## begin PROVIDED DATA

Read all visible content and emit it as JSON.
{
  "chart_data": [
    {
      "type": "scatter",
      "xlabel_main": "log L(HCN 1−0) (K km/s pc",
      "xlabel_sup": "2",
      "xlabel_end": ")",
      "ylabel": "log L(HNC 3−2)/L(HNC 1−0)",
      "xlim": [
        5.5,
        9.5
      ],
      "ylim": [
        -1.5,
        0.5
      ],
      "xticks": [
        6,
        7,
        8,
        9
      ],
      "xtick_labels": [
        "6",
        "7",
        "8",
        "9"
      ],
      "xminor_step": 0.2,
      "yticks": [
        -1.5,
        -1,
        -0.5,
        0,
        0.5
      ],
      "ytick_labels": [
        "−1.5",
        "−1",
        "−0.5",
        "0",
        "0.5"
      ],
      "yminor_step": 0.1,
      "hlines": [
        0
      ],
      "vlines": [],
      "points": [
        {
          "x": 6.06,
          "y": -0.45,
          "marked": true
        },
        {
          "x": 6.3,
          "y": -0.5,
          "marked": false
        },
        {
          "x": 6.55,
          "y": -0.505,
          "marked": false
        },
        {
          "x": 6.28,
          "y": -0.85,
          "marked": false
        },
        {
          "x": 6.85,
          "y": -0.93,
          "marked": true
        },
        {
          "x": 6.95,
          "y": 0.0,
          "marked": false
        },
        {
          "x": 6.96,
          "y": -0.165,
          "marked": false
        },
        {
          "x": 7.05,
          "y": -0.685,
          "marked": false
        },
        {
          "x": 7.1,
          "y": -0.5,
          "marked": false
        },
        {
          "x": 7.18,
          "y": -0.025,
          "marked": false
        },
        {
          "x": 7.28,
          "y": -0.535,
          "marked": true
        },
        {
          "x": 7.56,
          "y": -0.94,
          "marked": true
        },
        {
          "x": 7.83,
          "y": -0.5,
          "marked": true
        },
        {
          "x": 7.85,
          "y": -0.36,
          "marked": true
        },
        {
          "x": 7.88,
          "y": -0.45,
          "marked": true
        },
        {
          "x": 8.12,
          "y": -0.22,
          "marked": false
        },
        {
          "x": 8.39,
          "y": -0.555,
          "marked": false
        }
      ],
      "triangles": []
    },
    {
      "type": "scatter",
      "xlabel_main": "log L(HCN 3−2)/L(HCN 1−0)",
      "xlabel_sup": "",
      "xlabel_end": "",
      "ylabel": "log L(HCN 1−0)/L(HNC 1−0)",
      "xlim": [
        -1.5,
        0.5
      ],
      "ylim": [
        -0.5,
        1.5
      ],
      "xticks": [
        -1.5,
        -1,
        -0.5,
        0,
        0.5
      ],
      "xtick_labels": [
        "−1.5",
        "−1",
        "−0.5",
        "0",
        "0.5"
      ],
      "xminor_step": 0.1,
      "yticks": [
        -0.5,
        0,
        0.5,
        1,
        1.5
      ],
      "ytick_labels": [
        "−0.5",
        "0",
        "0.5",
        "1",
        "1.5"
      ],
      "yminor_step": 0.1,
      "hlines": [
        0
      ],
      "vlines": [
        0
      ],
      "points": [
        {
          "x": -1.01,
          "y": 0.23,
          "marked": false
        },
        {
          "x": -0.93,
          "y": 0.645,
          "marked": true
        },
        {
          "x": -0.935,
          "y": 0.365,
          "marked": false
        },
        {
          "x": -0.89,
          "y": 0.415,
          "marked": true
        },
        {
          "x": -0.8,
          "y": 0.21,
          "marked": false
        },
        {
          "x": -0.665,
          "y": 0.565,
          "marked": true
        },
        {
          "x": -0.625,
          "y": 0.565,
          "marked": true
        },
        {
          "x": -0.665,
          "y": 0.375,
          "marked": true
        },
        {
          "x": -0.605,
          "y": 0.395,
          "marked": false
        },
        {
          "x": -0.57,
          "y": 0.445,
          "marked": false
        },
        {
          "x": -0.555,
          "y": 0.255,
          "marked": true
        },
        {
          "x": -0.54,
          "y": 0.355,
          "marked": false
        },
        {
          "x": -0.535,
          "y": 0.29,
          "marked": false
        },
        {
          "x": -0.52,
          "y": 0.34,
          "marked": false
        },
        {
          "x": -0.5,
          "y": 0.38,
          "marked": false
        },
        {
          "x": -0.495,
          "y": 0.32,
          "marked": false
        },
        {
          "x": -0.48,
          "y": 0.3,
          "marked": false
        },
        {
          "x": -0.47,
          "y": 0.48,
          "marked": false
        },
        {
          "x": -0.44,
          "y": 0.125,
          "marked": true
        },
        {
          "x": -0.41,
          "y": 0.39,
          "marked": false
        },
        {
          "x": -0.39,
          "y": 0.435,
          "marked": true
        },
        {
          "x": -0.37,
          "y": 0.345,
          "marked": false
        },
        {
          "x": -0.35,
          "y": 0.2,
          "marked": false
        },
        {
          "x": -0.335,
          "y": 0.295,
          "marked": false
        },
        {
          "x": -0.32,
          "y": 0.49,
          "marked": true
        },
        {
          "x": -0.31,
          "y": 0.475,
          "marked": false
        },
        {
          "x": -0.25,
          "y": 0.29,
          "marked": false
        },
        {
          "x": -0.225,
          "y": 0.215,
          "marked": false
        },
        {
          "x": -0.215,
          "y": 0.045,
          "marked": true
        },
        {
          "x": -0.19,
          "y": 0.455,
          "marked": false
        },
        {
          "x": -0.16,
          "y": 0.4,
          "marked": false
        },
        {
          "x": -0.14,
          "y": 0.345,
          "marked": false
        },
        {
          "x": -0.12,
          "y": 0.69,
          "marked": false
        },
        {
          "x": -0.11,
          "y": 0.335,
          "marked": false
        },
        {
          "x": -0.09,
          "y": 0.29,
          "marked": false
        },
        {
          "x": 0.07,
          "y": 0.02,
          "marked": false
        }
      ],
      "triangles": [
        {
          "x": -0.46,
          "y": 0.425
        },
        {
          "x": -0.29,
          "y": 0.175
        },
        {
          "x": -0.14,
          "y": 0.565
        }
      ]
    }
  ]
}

## end PROVIDED DATA

• **REQUEST**
Return the entries in full, keeping every line exactly as it is.

• **COMPLETED TASK**
Read all visible content and emit it as JSON.
{
  "chart_data": [
    {
      "type": "scatter",
      "xlabel_main": "log L(HCN 1−0) (K km/s pc",
      "xlabel_sup": "2",
      "xlabel_end": ")",
      "ylabel": "log L(HNC 3−2)/L(HNC 1−0)",
      "xlim": [
        5.5,
        9.5
      ],
      "ylim": [
        -1.5,
        0.5
      ],
      "xticks": [
        6,
        7,
        8,
        9
      ],
      "xtick_labels": [
        "6",
        "7",
        "8",
        "9"
      ],
      "xminor_step": 0.2,
      "yticks": [
        -1.5,
        -1,
        -0.5,
        0,
        0.5
      ],
      "ytick_labels": [
        "−1.5",
        "−1",
        "−0.5",
        "0",
        "0.5"
      ],
      "yminor_step": 0.1,
      "hlines": [
        0
      ],
      "vlines": [],
      "points": [
        {
          "x": 6.06,
          "y": -0.45,
          "marked": true
        },
        {
          "x": 6.3,
          "y": -0.5,
          "marked": false
        },
        {
          "x": 6.55,
          "y": -0.505,
          "marked": false
        },
        {
          "x": 6.28,
          "y": -0.85,
          "marked": false
        },
        {
          "x": 6.85,
          "y": -0.93,
          "marked": true
        },
        {
          "x": 6.95,
          "y": 0.0,
          "marked": false
        },
        {
          "x": 6.96,
          "y": -0.165,
          "marked": false
        },
        {
          "x": 7.05,
          "y": -0.685,
          "marked": false
        },
        {
          "x": 7.1,
          "y": -0.5,
          "marked": false
        },
        {
          "x": 7.18,
          "y": -0.025,
          "marked": false
        },
        {
          "x": 7.28,
          "y": -0.535,
          "marked": true
        },
        {
          "x": 7.56,
          "y": -0.94,
          "marked": true
        },
        {
          "x": 7.83,
          "y": -0.5,
          "marked": true
        },
        {
          "x": 7.85,
          "y": -0.36,
          "marked": true
        },
        {
          "x": 7.88,
          "y": -0.45,
          "marked": true
        },
        {
          "x": 8.12,
          "y": -0.22,
          "marked": false
        },
        {
          "x": 8.39,
          "y": -0.555,
          "marked": false
        }
      ],
      "triangles": []
    },
    {
      "type": "scatter",
      "xlabel_main": "log L(HCN 3−2)/L(HCN 1−0)",
      "xlabel_sup": "",
      "xlabel_end": "",
      "ylabel": "log L(HCN 1−0)/L(HNC 1−0)",
      "xlim": [
        -1.5,
        0.5
      ],
      "ylim": [
        -0.5,
        1.5
      ],
      "xticks": [
        -1.5,
        -1,
        -0.5,
        0,
        0.5
      ],
      "xtick_labels": [
        "−1.5",
        "−1",
        "−0.5",
        "0",
        "0.5"
      ],
      "xminor_step": 0.1,
      "yticks": [
        -0.5,
        0,
        0.5,
        1,
        1.5
      ],
      "ytick_labels": [
        "−0.5",
        "0",
        "0.5",
        "1",
        "1.5"
      ],
      "yminor_step": 0.1,
      "hlines": [
        0
      ],
      "vlines": [
        0
      ],
      "points": [
        {
          "x": -1.01,
          "y": 0.23,
          "marked": false
        },
        {
          "x": -0.93,
          "y": 0.645,
          "marked": true
        },
        {
          "x": -0.935,
          "y": 0.365,
          "marked": false
        },
        {
          "x": -0.89,
          "y": 0.415,
          "marked": true
        },
        {
          "x": -0.8,
          "y": 0.21,
          "marked": false
        },
        {
          "x": -0.665,
          "y": 0.565,
          "marked": true
        },
        {
          "x": -0.625,
          "y": 0.565,
          "marked": true
        },
        {
          "x": -0.665,
          "y": 0.375,
          "marked": true
        },
        {
          "x": -0.605,
          "y": 0.395,
          "marked": false
        },
        {
          "x": -0.57,
          "y": 0.445,
          "marked": false
        },
        {
          "x": -0.555,
          "y": 0.255,
          "marked": true
        },
        {
          "x": -0.54,
          "y": 0.355,
          "marked": false
        },
        {
          "x": -0.535,
          "y": 0.29,
          "marked": false
        },
        {
          "x": -0.52,
          "y": 0.34,
          "marked": false
        },
        {
          "x": -0.5,
          "y": 0.38,
          "marked": false
        },
        {
          "x": -0.495,
          "y": 0.32,
          "marked": false
        },
        {
          "x": -0.48,
          "y": 0.3,
          "marked": false
        },
        {
          "x": -0.47,
          "y": 0.48,
          "marked": false
        },
        {
          "x": -0.44,
          "y": 0.125,
          "marked": true
        },
        {
          "x": -0.41,
          "y": 0.39,
          "marked": false
        },
        {
          "x": -0.39,
          "y": 0.435,
          "marked": true
        },
        {
          "x": -0.37,
          "y": 0.345,
          "marked": false
        },
        {
          "x": -0.35,
          "y": 0.2,
          "marked": false
        },
        {
          "x": -0.335,
          "y": 0.295,
          "marked": false
        },
        {
          "x": -0.32,
          "y": 0.49,
          "marked": true
        },
        {
          "x": -0.31,
          "y": 0.475,
          "marked": false
        },
        {
          "x": -0.25,
          "y": 0.29,
          "marked": false
        },
        {
          "x": -0.225,
          "y": 0.215,
          "marked": false
        },
        {
          "x": -0.215,
          "y": 0.045,
          "marked": true
        },
        {
          "x": -0.19,
          "y": 0.455,
          "marked": false
        },
        {
          "x": -0.16,
          "y": 0.4,
          "marked": false
        },
        {
          "x": -0.14,
          "y": 0.345,
          "marked": false
        },
        {
          "x": -0.12,
          "y": 0.69,
          "marked": false
        },
        {
          "x": -0.11,
          "y": 0.335,
          "marked": false
        },
        {
          "x": -0.09,
          "y": 0.29,
          "marked": false
        },
        {
          "x": 0.07,
          "y": 0.02,
          "marked": false
        }
      ],
      "triangles": [
        {
          "x": -0.46,
          "y": 0.425
        },
        {
          "x": -0.29,
          "y": 0.175
        },
        {
          "x": -0.14,
          "y": 0.565
        }
      ]
    }
  ]
}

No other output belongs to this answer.